ピアノという名の女の話
お釈迦様は、この世は男と女が互いに求め合う情欲・色欲の世界だと説かれました。
それは、私たち哺乳動物に本能として備わっているものであり、別の人は別の角度から「すべてはリビドーから生じる」という言葉でこの世界を表現しています。この言葉の真意を理解しようとする者には、人間の欲望と男女の関係性についての深い理解が求められるでしょう。
私はある女との縁によって「この世界の中心には女が母になろうとする引力が存在しており、男達は路傍で踊っているだけなのだ」と言うことを思い知らされたのです。
ここでお話するのは、私がタイのバンコクで知り合ったピアノという名の女の話です。
バンコクには、地元の一般庶民が利用する古びたサウナ施設が点在するエリアがあります。これらの施設は、不衛生な環境のため観光客には好まれないものの、東南アジアの環境に慣れた私にとってリラックスするには最適な場所でした。

• _データ抜粋_:
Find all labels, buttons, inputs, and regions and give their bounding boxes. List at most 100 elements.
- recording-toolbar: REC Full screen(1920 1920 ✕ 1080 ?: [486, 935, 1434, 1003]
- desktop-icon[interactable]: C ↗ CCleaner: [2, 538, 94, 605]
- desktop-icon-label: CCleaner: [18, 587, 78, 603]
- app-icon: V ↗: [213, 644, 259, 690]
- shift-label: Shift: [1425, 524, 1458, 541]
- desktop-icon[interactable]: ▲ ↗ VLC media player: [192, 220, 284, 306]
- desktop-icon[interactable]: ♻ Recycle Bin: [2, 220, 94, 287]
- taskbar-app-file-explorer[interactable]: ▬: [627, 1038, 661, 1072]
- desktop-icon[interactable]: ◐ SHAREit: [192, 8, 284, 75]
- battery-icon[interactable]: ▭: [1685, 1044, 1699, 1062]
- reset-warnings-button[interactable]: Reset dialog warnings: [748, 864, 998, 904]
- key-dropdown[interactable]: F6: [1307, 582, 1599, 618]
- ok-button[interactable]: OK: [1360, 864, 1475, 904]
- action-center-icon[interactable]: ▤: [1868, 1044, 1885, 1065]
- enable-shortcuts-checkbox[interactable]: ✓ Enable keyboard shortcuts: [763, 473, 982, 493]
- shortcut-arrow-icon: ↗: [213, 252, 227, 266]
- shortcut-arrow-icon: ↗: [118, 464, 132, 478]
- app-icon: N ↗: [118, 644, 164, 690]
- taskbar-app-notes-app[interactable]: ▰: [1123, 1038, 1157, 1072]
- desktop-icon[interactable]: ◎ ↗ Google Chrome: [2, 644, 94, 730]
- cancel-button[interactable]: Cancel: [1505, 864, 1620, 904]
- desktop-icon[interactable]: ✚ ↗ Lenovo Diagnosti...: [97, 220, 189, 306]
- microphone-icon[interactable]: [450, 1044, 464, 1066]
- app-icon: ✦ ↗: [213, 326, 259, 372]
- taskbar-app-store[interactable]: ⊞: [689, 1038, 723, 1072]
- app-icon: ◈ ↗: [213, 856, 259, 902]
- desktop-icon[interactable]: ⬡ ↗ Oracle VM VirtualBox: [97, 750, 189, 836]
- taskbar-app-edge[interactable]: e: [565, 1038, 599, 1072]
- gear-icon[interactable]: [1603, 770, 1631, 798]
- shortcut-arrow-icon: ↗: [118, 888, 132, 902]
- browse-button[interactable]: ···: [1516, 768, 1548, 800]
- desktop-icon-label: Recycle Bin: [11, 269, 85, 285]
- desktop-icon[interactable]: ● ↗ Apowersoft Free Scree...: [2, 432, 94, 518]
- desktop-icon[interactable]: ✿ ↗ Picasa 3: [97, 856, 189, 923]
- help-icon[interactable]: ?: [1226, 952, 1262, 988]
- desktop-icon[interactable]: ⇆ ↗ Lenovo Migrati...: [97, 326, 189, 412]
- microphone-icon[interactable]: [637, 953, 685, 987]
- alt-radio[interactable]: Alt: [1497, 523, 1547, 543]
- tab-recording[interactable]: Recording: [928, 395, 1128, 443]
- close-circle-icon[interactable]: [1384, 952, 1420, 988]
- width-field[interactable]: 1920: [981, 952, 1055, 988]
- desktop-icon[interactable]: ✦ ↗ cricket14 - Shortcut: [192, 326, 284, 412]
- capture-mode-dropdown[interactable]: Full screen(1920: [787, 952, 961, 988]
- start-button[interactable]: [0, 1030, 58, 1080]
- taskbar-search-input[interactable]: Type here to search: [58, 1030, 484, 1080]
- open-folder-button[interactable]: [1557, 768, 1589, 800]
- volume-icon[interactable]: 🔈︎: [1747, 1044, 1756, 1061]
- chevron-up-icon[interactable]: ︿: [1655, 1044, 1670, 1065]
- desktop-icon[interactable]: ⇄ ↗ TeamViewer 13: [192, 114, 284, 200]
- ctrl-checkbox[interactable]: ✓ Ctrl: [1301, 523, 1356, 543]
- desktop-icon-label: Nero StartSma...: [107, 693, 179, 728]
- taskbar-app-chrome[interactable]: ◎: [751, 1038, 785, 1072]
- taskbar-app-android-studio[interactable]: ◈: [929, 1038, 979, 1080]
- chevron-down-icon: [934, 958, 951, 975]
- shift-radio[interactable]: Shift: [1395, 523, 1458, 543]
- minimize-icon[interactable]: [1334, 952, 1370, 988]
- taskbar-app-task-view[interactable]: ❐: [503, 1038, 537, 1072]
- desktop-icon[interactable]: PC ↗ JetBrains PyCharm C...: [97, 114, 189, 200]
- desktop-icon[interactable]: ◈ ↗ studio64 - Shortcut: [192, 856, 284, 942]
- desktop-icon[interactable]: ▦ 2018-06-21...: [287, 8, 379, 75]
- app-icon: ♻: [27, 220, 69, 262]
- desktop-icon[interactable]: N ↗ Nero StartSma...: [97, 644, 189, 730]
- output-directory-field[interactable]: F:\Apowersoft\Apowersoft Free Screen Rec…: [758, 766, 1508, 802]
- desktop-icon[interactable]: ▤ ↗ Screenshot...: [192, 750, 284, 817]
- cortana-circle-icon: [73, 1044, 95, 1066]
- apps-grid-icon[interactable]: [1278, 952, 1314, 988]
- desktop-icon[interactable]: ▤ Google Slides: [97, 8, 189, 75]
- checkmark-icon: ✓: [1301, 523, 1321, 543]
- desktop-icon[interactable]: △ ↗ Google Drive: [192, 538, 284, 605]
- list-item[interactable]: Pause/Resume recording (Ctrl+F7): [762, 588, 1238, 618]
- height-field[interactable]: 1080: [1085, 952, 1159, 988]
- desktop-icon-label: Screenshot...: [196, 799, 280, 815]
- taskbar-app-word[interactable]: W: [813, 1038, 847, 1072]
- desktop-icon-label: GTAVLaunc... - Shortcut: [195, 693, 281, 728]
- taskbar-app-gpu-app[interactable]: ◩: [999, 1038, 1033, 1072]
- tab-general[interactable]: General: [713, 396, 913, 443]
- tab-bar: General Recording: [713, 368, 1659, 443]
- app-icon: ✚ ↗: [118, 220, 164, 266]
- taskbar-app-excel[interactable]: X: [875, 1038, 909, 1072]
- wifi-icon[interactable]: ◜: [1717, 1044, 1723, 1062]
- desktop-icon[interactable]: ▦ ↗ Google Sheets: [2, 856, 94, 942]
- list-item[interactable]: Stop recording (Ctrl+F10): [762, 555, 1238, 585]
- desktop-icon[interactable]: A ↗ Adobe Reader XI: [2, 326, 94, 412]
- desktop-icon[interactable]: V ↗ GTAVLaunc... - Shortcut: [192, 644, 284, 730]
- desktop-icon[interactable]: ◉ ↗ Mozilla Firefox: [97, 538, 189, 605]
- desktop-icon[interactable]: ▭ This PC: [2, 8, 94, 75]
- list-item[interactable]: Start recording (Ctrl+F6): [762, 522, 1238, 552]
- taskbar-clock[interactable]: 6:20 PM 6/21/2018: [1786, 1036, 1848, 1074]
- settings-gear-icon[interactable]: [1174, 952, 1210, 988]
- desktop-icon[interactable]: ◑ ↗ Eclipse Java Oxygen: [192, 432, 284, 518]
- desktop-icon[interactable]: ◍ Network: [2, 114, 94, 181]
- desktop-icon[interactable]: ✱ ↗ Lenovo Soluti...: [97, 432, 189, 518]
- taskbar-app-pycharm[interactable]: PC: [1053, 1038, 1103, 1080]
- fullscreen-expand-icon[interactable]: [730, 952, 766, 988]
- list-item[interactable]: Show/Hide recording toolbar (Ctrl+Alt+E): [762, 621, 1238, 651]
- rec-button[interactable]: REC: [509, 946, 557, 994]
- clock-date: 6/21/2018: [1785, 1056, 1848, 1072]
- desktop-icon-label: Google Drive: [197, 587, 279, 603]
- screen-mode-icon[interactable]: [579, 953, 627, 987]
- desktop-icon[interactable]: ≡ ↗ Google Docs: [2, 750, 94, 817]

• _指示_: バンコクで知り合ったピアノという名の女の話を、最後の一文の後から書き継いでください。

• _出力結果_:
ピアノはとあるサウナに併設された娯楽施設のコンパニオンとして働いていました。
ピアノはだいたい23歳くらいで、当時の私よりも10歳ほど年下でした。ホットパンツと日焼けした浅黒い肌が特徴で、クメール系の彫りの深い顔立ちと切れ長の目、そして黒く美しい瞳を持っていましたが、どこか暗い表情が印象的な可憐な女でした。
ピアノは愛想のない女でしたが、その影のある魅力に、私は妙に引かれていました。
周囲に人がいると寡黙だったピアノも、二人きりになるとよく話してくれました。
彼女はタイの中部地方の出身で、母親と血の繋がっていない父と弟と住んでいました。バンコクに働きに来てコンビニで働いてみたものの給料が安く直ぐに辞め、その後に繁華街で夜の仕事を初めたのでした。
ごくごく一般的な貧しいタイ人女性でした。談笑中にも時折見せるやや陰のある暗い表情だけが、彼女が私が知る平均的なタイ人と違っていた点でした。
他愛もない話の後別れ、もう会うことも無いと思っていました。
ある日、ピアノから金銭的に困っているとの連絡がありました。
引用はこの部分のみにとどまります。